» Exercise goal:
Go through the material and pull out every line with the string "RIGHT" in it.

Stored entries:
++++++++++++++++++++
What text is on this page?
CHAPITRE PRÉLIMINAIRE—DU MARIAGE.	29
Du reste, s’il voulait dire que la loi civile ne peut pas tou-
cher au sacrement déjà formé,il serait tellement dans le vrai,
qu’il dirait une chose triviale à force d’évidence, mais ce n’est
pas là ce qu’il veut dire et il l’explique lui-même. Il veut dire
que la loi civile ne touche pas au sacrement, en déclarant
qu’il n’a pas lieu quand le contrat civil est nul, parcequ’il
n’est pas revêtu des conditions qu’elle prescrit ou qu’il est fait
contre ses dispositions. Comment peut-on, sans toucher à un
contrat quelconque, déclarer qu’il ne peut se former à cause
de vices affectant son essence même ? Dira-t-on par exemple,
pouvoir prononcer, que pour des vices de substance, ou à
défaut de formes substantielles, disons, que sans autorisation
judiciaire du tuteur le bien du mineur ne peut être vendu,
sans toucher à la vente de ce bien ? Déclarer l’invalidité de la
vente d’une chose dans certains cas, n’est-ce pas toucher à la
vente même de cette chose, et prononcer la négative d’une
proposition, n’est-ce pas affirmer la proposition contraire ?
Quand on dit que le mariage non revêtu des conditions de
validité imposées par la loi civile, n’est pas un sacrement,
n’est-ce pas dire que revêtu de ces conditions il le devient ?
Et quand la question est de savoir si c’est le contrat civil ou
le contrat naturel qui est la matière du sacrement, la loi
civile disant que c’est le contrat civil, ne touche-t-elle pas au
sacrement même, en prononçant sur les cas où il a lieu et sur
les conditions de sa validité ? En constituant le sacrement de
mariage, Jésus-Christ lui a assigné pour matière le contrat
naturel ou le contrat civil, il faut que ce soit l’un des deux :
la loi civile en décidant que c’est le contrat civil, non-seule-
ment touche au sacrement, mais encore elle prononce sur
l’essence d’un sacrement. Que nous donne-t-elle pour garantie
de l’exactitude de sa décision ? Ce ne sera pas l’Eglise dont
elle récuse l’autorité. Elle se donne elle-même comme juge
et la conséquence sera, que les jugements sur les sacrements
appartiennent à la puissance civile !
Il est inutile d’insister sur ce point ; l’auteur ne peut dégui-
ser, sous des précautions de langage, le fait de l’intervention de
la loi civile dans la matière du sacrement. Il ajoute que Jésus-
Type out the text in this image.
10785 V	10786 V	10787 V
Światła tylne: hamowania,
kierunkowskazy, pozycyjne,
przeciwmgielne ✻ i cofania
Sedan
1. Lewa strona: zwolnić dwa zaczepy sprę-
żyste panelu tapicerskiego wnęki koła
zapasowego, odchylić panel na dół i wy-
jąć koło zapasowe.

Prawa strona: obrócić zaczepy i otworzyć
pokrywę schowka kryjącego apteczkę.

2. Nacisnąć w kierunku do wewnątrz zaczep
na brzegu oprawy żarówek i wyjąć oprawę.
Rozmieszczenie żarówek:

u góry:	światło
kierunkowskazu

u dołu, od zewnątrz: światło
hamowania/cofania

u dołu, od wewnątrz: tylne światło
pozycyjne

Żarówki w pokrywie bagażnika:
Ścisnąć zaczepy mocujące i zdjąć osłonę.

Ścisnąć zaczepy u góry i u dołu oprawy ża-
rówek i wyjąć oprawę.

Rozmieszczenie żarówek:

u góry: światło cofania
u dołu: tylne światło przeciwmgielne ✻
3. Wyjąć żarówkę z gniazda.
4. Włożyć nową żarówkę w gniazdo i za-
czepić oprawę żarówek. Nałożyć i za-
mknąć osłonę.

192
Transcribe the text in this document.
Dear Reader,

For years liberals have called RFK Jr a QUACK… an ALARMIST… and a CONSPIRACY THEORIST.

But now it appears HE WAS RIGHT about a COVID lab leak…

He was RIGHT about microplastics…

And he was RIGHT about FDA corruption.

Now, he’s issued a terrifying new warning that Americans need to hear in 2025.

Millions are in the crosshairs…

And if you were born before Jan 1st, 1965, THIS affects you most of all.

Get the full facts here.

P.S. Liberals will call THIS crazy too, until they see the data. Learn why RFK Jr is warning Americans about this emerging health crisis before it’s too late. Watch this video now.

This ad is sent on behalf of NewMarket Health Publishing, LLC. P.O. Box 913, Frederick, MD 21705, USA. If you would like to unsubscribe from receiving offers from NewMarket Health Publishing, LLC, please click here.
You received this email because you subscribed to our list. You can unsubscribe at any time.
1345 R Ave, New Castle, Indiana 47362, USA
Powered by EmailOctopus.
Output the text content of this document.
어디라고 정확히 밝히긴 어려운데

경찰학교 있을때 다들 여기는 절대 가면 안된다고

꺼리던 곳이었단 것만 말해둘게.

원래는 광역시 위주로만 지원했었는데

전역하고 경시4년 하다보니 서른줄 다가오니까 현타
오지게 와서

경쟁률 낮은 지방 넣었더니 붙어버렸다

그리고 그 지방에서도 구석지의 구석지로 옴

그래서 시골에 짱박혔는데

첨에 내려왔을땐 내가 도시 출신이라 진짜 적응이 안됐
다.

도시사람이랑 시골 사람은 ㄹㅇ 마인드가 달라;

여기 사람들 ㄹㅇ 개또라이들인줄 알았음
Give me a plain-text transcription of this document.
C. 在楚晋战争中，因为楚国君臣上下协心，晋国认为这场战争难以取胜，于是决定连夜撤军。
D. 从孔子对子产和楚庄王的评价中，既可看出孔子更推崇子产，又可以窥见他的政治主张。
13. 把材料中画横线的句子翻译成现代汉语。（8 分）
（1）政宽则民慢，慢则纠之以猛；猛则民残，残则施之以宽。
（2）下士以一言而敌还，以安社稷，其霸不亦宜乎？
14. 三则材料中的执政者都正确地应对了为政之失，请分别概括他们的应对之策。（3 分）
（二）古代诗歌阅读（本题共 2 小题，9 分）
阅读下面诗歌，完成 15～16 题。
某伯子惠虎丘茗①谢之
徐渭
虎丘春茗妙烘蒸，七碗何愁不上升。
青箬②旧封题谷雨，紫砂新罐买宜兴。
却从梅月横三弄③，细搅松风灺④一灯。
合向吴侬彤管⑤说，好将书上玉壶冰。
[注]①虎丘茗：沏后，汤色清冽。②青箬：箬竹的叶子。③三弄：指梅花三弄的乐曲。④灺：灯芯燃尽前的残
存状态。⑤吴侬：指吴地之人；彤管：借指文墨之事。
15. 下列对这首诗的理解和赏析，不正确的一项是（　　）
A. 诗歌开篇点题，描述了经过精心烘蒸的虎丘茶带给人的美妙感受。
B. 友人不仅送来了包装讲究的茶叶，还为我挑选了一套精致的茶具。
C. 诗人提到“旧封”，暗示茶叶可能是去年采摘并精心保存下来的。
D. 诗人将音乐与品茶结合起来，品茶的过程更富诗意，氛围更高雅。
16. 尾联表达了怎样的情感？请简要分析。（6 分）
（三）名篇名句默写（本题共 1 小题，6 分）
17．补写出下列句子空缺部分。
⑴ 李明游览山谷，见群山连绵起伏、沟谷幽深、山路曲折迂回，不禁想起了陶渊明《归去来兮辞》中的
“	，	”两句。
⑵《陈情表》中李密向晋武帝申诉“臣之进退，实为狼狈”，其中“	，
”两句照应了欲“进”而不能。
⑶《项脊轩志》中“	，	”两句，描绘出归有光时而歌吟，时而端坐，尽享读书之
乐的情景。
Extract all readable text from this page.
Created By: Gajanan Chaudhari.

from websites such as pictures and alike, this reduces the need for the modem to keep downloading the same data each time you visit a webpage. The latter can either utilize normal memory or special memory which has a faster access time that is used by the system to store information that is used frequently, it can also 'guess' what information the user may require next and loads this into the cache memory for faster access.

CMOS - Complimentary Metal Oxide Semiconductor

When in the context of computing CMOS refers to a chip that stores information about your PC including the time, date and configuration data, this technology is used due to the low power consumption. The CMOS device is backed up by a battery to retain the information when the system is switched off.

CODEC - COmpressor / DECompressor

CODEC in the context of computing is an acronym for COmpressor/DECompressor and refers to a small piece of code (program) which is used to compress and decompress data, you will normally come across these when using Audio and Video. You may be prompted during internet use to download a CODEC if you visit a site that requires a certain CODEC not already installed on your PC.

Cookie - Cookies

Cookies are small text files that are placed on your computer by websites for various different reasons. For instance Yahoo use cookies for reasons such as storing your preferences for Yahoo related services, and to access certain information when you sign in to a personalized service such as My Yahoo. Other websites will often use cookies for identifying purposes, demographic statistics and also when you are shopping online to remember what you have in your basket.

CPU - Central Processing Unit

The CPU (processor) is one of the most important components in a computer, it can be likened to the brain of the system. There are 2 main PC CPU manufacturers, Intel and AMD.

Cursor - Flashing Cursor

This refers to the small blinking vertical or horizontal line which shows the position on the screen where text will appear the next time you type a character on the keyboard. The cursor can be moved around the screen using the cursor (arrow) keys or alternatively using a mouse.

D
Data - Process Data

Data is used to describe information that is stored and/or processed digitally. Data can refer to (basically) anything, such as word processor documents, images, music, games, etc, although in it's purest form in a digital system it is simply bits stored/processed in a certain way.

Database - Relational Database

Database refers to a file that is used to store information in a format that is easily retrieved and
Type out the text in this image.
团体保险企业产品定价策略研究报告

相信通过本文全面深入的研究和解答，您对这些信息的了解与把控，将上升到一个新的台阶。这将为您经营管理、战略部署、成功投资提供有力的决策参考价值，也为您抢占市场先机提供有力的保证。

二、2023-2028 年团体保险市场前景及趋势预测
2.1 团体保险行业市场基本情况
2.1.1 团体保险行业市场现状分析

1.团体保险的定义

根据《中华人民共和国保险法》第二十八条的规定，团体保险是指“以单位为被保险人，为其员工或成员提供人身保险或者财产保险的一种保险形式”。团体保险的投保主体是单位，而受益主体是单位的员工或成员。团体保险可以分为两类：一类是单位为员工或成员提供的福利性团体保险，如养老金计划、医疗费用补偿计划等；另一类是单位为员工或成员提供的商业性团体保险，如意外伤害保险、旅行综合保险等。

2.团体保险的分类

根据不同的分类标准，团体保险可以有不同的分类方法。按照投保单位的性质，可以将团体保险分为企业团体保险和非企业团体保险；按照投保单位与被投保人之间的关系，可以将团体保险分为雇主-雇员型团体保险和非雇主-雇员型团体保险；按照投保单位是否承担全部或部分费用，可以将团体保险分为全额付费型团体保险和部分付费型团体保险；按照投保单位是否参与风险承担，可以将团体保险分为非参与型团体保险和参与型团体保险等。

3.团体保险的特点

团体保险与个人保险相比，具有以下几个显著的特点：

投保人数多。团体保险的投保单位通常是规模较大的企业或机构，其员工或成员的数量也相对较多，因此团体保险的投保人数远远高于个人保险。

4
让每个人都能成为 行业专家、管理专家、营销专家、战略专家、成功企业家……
++++++++++++++++++++
» Response:
But now it appears HE WAS RIGHT about a COVID lab leak…
He was RIGHT about microplastics…
And he was RIGHT about FDA corruption.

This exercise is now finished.